**Exercise goal:**
Using the records that follow, copy every line containing the word "title".

**Records provided:**

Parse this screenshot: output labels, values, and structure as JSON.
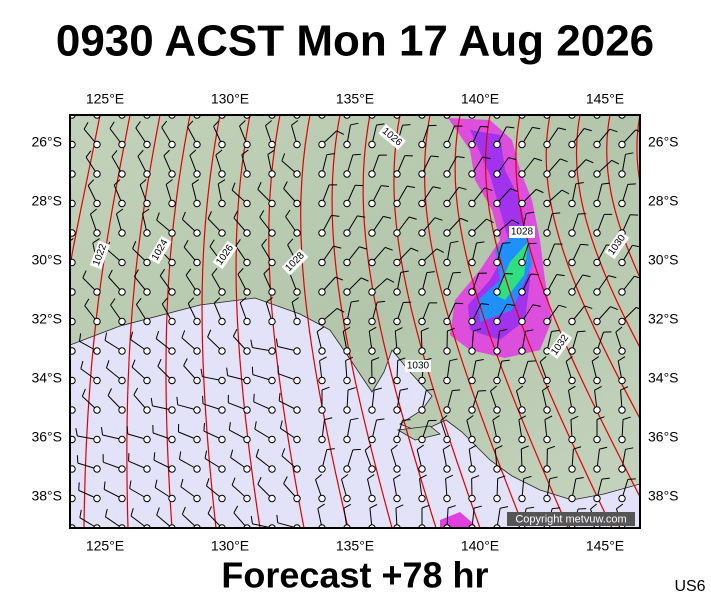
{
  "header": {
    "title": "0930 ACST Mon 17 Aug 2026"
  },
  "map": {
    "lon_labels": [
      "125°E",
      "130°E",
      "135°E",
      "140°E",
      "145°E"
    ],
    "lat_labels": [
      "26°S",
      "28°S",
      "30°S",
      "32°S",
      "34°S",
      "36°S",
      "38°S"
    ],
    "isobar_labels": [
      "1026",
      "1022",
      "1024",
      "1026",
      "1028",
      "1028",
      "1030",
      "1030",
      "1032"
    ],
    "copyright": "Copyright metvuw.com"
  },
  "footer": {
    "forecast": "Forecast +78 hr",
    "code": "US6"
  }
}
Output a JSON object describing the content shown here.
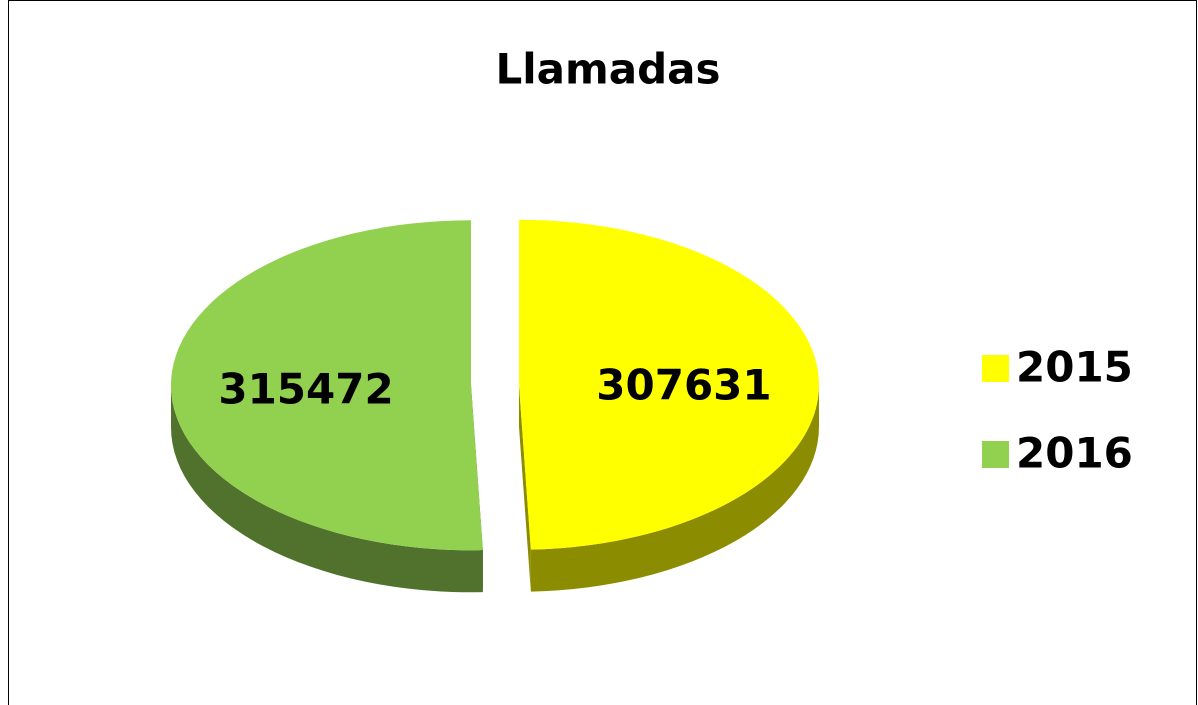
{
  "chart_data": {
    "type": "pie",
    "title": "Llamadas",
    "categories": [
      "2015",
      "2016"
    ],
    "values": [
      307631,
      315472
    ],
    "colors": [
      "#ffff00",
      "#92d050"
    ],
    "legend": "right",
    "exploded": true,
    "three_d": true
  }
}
---
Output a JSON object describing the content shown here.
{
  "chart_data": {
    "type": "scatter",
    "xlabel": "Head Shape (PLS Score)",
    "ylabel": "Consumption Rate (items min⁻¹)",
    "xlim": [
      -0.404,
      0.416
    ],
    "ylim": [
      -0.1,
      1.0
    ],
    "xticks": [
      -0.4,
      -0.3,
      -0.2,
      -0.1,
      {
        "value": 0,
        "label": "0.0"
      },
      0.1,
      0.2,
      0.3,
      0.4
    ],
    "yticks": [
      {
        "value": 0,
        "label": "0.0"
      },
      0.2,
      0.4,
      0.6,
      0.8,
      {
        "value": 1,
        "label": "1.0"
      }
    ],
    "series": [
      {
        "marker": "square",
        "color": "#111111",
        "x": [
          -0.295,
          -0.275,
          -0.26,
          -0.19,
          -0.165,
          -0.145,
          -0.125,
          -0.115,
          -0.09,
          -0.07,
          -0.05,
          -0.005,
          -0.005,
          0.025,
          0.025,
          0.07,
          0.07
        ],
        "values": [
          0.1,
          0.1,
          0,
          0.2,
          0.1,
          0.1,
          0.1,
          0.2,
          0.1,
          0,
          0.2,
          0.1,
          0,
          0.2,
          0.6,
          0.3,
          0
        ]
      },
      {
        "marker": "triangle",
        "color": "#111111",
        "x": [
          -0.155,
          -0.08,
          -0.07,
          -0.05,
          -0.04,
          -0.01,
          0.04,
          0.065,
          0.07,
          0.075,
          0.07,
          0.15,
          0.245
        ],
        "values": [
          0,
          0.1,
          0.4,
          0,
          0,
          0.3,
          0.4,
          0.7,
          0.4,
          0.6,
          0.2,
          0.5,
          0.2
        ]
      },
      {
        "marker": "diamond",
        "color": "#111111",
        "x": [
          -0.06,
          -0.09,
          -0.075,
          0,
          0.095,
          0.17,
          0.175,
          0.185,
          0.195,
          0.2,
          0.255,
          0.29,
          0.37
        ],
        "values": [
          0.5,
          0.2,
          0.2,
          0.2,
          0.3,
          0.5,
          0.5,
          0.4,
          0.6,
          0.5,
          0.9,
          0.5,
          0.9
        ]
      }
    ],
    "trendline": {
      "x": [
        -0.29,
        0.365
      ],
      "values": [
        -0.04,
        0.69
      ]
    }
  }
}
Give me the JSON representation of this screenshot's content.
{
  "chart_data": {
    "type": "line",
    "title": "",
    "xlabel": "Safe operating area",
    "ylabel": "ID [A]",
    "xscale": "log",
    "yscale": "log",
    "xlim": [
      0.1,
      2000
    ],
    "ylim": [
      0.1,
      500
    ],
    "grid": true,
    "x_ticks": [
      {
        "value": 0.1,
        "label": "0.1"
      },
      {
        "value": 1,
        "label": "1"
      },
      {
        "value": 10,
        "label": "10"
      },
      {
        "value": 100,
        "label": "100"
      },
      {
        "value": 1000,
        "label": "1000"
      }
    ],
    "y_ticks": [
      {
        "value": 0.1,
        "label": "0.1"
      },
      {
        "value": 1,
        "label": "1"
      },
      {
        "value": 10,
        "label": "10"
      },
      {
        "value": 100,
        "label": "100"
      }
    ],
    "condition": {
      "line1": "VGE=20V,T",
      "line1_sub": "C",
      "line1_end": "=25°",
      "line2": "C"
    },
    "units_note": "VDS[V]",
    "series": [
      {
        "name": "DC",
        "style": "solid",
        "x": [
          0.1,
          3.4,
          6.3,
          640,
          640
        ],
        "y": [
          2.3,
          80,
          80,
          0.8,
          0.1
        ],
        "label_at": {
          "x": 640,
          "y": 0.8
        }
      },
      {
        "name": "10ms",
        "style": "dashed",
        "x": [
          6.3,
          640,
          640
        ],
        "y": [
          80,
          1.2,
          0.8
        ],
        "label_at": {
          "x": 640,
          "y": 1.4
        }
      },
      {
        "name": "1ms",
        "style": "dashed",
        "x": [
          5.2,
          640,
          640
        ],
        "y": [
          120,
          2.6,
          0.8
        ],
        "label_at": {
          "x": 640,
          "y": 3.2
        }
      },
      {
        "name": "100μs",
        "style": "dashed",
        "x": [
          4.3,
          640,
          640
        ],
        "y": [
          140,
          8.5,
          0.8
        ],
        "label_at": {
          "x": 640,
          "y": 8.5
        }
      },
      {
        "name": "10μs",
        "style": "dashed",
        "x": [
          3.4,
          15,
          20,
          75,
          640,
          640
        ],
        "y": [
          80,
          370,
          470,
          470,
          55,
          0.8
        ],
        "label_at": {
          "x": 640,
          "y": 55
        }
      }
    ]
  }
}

**Written solution:**
    "title": "0930 ACST Mon 17 Aug 2026"
    "title": "Llamadas",
    "title": "",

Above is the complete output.